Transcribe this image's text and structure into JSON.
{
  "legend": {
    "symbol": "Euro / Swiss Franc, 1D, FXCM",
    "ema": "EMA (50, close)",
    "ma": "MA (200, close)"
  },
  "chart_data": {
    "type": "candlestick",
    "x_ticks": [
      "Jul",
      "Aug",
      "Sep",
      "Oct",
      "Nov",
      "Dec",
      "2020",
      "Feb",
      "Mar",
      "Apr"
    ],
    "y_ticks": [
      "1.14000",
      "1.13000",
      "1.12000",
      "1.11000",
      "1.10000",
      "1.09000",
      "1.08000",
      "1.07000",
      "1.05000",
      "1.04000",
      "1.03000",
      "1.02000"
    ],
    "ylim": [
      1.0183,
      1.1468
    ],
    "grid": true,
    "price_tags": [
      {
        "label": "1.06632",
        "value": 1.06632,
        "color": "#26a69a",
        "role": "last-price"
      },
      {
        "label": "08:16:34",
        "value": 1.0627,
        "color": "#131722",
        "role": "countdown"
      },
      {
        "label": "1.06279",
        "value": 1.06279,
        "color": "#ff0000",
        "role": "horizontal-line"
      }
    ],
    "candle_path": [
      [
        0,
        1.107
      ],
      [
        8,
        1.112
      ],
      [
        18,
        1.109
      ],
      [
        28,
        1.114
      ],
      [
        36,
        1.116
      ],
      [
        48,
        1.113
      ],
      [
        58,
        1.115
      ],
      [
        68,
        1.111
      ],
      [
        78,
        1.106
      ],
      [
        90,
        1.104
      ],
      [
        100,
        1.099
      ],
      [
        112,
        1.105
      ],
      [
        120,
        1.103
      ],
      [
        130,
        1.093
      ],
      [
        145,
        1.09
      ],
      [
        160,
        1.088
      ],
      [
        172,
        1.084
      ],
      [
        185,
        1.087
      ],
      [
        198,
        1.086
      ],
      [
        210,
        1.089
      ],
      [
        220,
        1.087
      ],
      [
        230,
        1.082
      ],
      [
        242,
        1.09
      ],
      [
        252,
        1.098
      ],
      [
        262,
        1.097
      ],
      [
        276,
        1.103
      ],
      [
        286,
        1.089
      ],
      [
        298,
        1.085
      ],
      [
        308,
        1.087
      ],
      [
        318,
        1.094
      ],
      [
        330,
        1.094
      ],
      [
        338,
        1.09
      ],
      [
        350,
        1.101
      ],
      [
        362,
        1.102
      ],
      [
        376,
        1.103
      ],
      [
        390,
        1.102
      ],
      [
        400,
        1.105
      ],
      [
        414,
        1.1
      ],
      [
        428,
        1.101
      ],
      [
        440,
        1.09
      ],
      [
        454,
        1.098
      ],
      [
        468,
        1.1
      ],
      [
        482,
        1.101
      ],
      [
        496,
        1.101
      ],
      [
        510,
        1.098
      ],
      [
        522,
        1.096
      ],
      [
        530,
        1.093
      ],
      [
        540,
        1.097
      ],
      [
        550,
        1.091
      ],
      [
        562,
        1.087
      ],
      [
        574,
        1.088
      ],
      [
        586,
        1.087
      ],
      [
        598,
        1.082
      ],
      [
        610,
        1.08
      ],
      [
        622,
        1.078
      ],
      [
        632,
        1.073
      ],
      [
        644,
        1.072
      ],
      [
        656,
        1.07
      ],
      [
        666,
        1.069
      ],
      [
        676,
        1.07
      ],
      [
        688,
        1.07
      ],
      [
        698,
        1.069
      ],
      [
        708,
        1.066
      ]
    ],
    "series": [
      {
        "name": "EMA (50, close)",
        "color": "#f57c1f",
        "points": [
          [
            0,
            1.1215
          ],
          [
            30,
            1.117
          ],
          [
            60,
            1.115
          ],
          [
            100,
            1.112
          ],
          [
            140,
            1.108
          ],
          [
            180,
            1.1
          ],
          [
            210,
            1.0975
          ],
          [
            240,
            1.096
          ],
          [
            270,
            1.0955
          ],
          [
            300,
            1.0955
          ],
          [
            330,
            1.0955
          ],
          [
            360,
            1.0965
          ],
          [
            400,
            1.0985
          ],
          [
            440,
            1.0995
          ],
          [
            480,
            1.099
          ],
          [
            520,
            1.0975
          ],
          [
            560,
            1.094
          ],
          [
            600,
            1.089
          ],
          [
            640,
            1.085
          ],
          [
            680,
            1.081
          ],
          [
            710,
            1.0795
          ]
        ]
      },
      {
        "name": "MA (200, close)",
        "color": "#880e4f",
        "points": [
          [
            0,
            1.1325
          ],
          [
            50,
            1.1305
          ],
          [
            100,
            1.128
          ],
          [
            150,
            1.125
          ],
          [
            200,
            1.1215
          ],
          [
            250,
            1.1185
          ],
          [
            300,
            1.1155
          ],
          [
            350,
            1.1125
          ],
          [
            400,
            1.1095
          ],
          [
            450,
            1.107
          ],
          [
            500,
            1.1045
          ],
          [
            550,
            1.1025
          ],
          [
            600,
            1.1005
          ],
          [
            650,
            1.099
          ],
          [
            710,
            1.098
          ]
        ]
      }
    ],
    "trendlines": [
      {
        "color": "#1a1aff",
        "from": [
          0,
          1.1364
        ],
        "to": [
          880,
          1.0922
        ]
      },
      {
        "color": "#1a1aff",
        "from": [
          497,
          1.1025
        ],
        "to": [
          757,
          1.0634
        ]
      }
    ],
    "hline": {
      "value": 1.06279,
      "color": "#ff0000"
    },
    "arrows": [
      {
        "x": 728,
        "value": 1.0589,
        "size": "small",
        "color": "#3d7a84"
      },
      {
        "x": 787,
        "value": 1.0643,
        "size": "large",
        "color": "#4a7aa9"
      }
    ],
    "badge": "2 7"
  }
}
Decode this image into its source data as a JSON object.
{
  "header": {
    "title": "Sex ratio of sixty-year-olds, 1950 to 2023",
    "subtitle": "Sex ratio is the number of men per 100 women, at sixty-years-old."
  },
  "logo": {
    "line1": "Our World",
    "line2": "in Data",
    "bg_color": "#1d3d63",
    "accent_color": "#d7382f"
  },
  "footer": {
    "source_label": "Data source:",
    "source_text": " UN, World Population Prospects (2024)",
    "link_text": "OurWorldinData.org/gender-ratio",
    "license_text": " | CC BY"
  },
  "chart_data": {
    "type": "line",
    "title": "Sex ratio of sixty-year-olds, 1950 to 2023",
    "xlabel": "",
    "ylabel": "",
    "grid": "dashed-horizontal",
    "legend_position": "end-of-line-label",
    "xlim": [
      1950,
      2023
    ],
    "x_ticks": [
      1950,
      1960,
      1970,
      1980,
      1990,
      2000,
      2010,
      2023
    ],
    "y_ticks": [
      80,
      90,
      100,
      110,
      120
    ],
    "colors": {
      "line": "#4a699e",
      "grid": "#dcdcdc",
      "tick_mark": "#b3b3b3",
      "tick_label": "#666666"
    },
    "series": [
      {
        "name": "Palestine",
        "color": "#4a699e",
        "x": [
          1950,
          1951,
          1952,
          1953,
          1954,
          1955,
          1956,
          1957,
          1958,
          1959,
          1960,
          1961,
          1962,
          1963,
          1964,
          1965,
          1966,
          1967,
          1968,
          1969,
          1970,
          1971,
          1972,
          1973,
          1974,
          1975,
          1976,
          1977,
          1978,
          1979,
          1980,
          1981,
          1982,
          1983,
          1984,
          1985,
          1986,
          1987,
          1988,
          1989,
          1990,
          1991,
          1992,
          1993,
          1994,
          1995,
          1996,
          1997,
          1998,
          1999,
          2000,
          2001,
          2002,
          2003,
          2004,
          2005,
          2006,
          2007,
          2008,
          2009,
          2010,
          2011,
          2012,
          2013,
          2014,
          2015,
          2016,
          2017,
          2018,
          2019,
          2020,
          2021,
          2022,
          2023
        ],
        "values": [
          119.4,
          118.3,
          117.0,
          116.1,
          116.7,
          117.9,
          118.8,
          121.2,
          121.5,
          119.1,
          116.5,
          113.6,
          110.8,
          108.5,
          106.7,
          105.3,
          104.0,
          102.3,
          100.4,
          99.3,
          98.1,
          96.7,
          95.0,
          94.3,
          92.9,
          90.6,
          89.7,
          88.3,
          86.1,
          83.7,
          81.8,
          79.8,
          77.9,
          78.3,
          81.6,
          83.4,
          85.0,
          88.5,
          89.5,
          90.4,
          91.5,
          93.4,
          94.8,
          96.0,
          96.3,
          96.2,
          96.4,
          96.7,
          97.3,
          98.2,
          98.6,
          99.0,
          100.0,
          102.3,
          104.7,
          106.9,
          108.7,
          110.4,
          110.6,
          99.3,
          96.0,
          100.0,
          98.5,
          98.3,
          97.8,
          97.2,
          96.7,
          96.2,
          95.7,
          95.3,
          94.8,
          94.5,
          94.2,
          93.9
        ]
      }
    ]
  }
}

To be done: Determine the number of lines in the data that contain "ratio" as a word or string, and state only that number.

Written answer: 4